◆ Exercise materials ◆

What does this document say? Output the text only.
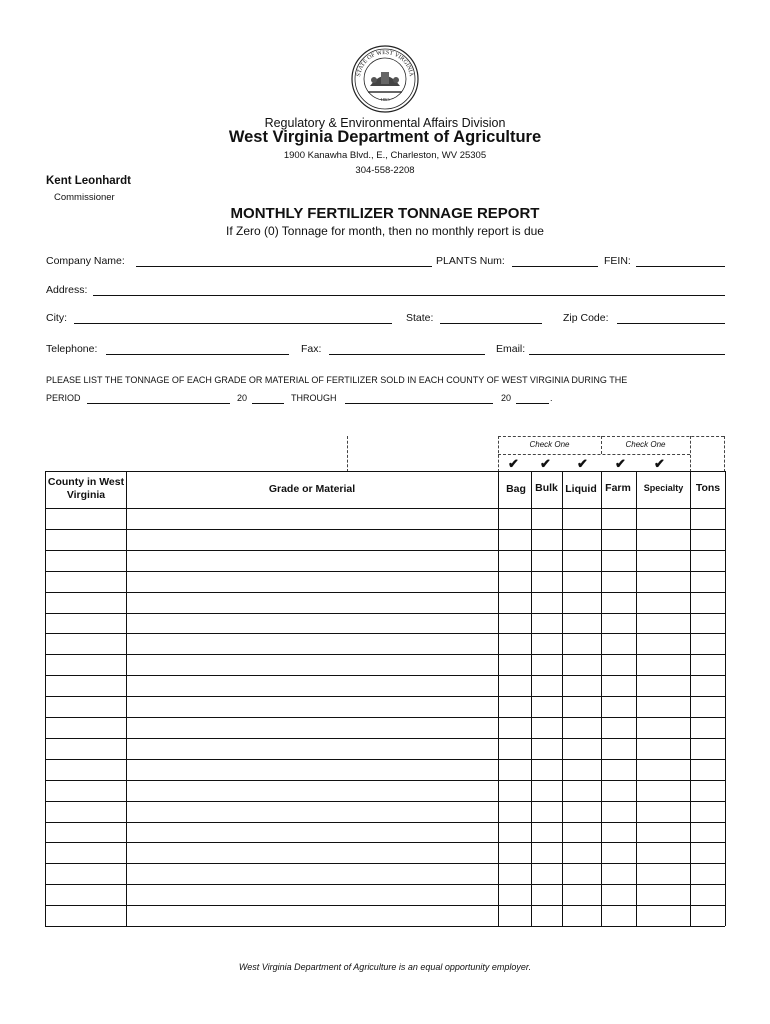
STATE OF WEST VIRGINIA
1863
Regulatory & Environmental Affairs Division
West Virginia Department of Agriculture
1900 Kanawha Blvd., E., Charleston, WV 25305
304-558-2208
Kent Leonhardt
Commissioner
MONTHLY FERTILIZER TONNAGE REPORT
If Zero (0) Tonnage for month, then no monthly report is due
Company Name:	PLANTS Num:	FEIN:
Address:
City:	State:	Zip Code:
Telephone:	Fax:	Email:
PLEASE LIST THE TONNAGE OF EACH GRADE OR MATERIAL OF FERTILIZER SOLD IN EACH COUNTY OF WEST VIRGINIA DURING THE
PERIOD	20	THROUGH	20	.
Check One	Check One
✔ ✔ ✔ ✔ ✔
County in West Virginia	Grade or Material	Bag Bulk Liquid Farm	Specialty	Tons
West Virginia Department of Agriculture is an equal opportunity employer.
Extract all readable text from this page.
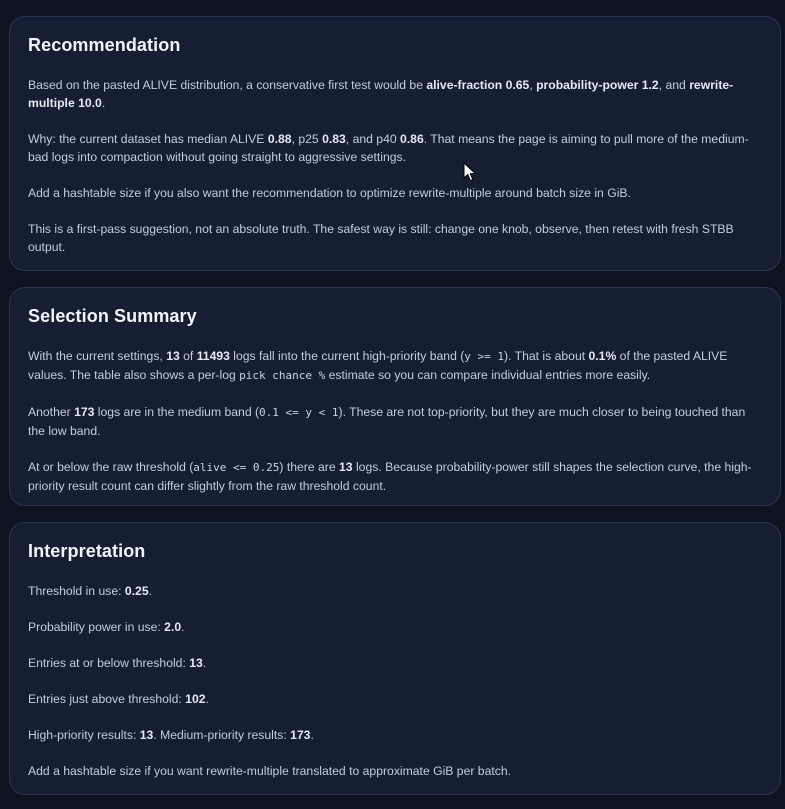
Recommendation

Based on the pasted ALIVE distribution, a conservative first test would be alive-fraction 0.65, probability-power 1.2, and rewrite-multiple 10.0.

Why: the current dataset has median ALIVE 0.88, p25 0.83, and p40 0.86. That means the page is aiming to pull more of the medium-bad logs into compaction without going straight to aggressive settings.

Add a hashtable size if you also want the recommendation to optimize rewrite-multiple around batch size in GiB.

This is a first-pass suggestion, not an absolute truth. The safest way is still: change one knob, observe, then retest with fresh STBB output.

Selection Summary

With the current settings, 13 of 11493 logs fall into the current high-priority band (y >= 1). That is about 0.1% of the pasted ALIVE values. The table also shows a per-log pick chance % estimate so you can compare individual entries more easily.

Another 173 logs are in the medium band (0.1 <= y < 1). These are not top-priority, but they are much closer to being touched than the low band.

At or below the raw threshold (alive <= 0.25) there are 13 logs. Because probability-power still shapes the selection curve, the high-priority result count can differ slightly from the raw threshold count.

Interpretation

Threshold in use: 0.25.

Probability power in use: 2.0.

Entries at or below threshold: 13.

Entries just above threshold: 102.

High-priority results: 13. Medium-priority results: 173.

Add a hashtable size if you want rewrite-multiple translated to approximate GiB per batch.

◆ Job ◆
Copy the data word for word. Pictures do not go in the copy.

◆ The output ◆
What does this document say? Output the text only.
STATE OF WEST VIRGINIA
1863
Regulatory & Environmental Affairs Division
West Virginia Department of Agriculture
1900 Kanawha Blvd., E., Charleston, WV 25305
304-558-2208
Kent Leonhardt
Commissioner
MONTHLY FERTILIZER TONNAGE REPORT
If Zero (0) Tonnage for month, then no monthly report is due
Company Name:	PLANTS Num:	FEIN:
Address:
City:	State:	Zip Code:
Telephone:	Fax:	Email:
PLEASE LIST THE TONNAGE OF EACH GRADE OR MATERIAL OF FERTILIZER SOLD IN EACH COUNTY OF WEST VIRGINIA DURING THE
PERIOD	20	THROUGH	20	.
Check One	Check One
✔ ✔ ✔ ✔ ✔
County in West Virginia	Grade or Material	Bag Bulk Liquid Farm	Specialty	Tons
West Virginia Department of Agriculture is an equal opportunity employer.
Extract all readable text from this page.
Recommendation

Based on the pasted ALIVE distribution, a conservative first test would be alive-fraction 0.65, probability-power 1.2, and rewrite-multiple 10.0.

Why: the current dataset has median ALIVE 0.88, p25 0.83, and p40 0.86. That means the page is aiming to pull more of the medium-bad logs into compaction without going straight to aggressive settings.

Add a hashtable size if you also want the recommendation to optimize rewrite-multiple around batch size in GiB.

This is a first-pass suggestion, not an absolute truth. The safest way is still: change one knob, observe, then retest with fresh STBB output.

Selection Summary

With the current settings, 13 of 11493 logs fall into the current high-priority band (y >= 1). That is about 0.1% of the pasted ALIVE values. The table also shows a per-log pick chance % estimate so you can compare individual entries more easily.

Another 173 logs are in the medium band (0.1 <= y < 1). These are not top-priority, but they are much closer to being touched than the low band.

At or below the raw threshold (alive <= 0.25) there are 13 logs. Because probability-power still shapes the selection curve, the high-priority result count can differ slightly from the raw threshold count.

Interpretation

Threshold in use: 0.25.

Probability power in use: 2.0.

Entries at or below threshold: 13.

Entries just above threshold: 102.

High-priority results: 13. Medium-priority results: 173.

Add a hashtable size if you want rewrite-multiple translated to approximate GiB per batch.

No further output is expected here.